Data items
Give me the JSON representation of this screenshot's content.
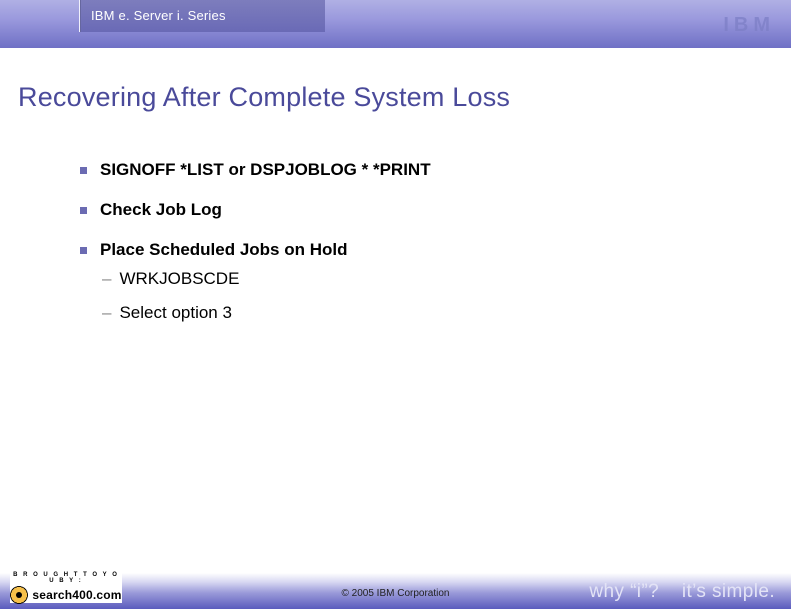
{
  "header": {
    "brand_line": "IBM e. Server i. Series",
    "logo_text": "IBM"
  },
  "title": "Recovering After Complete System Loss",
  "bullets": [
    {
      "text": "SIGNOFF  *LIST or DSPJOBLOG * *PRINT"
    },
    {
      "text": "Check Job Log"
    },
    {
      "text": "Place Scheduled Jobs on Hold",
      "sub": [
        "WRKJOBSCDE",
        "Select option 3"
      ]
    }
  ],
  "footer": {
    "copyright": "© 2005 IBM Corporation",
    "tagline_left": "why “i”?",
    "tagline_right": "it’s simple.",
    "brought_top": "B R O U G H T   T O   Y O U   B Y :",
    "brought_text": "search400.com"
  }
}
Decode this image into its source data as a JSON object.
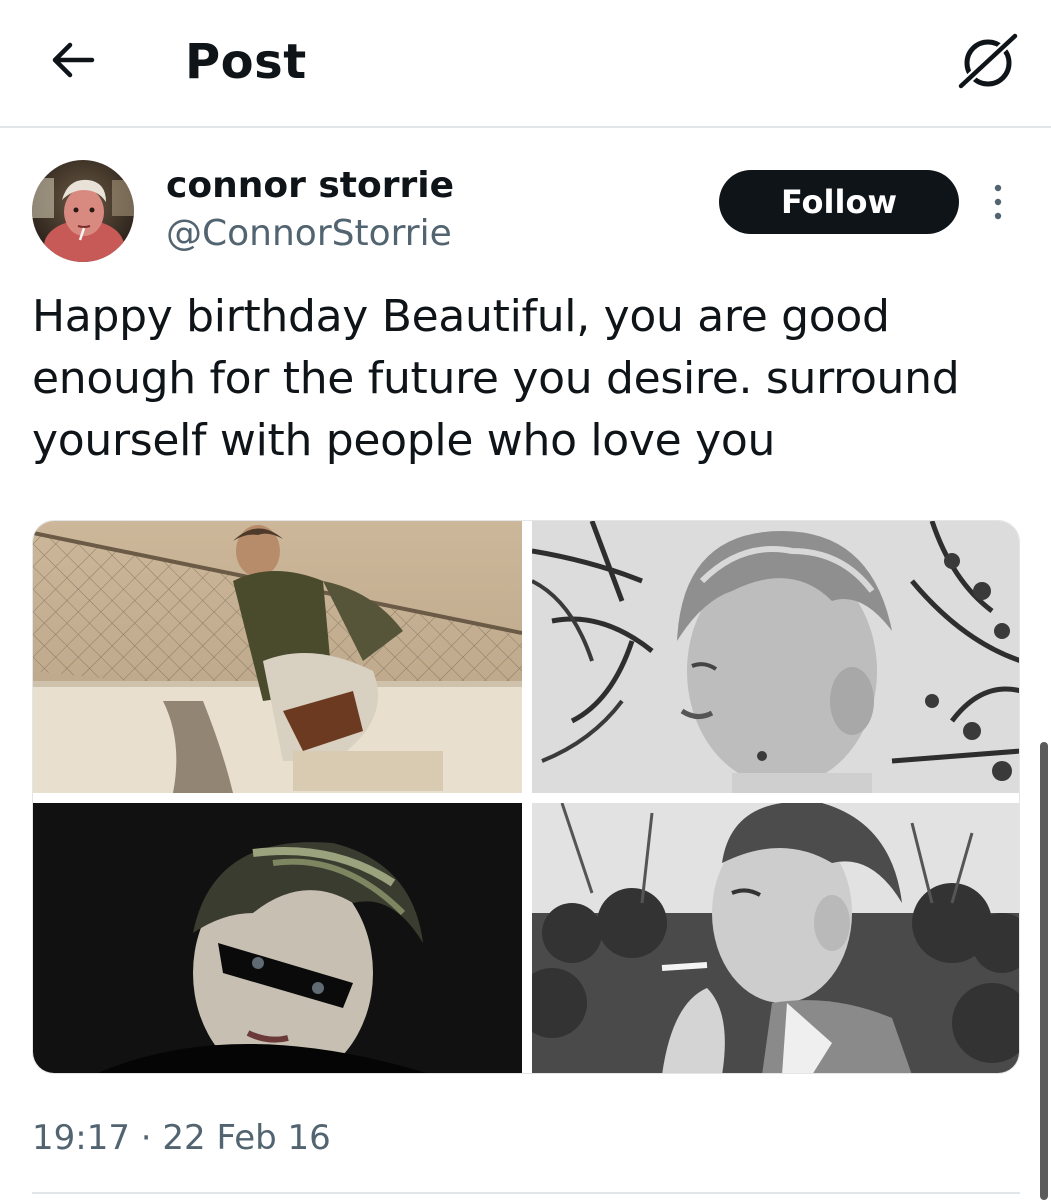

...

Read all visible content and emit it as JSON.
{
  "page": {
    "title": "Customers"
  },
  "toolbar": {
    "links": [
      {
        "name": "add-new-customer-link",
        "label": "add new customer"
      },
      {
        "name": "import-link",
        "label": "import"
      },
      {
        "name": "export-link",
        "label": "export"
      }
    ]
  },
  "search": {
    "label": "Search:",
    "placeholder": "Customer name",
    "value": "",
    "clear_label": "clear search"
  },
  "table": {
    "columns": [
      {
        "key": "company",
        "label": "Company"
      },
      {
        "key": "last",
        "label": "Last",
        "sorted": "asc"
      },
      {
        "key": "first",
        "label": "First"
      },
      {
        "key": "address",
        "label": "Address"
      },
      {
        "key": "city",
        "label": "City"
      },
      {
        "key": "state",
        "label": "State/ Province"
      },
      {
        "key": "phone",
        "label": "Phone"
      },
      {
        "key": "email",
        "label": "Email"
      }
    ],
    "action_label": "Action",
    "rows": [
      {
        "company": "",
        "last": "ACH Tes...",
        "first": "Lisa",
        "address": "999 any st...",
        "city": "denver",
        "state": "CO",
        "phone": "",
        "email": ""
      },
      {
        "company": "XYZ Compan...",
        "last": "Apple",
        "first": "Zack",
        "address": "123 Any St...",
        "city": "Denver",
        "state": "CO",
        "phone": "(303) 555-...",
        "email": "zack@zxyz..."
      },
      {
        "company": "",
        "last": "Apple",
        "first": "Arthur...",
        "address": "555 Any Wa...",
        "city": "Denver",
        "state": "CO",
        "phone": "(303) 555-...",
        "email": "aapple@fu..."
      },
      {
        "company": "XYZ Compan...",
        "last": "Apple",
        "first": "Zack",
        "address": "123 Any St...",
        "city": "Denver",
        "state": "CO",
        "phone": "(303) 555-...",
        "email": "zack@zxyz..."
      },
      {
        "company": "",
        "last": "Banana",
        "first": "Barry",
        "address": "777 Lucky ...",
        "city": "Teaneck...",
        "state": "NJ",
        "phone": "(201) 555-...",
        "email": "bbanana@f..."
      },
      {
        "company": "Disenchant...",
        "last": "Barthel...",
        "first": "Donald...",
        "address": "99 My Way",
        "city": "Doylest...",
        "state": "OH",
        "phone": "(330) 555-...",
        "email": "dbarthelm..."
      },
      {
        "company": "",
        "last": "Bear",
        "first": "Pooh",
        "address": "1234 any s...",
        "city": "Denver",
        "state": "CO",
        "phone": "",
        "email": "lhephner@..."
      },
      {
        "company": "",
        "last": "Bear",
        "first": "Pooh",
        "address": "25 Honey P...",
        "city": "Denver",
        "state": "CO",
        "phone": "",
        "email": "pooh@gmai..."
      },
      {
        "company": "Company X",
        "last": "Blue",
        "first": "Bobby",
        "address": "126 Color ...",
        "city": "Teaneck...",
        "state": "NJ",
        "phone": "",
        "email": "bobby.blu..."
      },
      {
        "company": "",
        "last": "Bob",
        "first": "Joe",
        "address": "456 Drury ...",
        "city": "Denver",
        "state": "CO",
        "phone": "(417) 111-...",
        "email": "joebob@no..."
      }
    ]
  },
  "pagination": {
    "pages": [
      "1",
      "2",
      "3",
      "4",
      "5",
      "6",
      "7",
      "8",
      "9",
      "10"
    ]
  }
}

Exercise prompt ▸
Taking the entries above, extract every line from the one bearing "Give me the" through the one bearing "Decode this image", exactly, with no pictures.

Result of the task ▸
Give me the JSON representation of this screenshot's content.
{
  "header": {
    "brand_line": "IBM e. Server i. Series",
    "logo_text": "IBM"
  },
  "title": "Recovering After Complete System Loss",
  "bullets": [
    {
      "text": "SIGNOFF  *LIST or DSPJOBLOG * *PRINT"
    },
    {
      "text": "Check Job Log"
    },
    {
      "text": "Place Scheduled Jobs on Hold",
      "sub": [
        "WRKJOBSCDE",
        "Select option 3"
      ]
    }
  ],
  "footer": {
    "copyright": "© 2005 IBM Corporation",
    "tagline_left": "why “i”?",
    "tagline_right": "it’s simple.",
    "brought_top": "B R O U G H T   T O   Y O U   B Y :",
    "brought_text": "search400.com"
  }
}
Decode this image into its source data as a JSON object.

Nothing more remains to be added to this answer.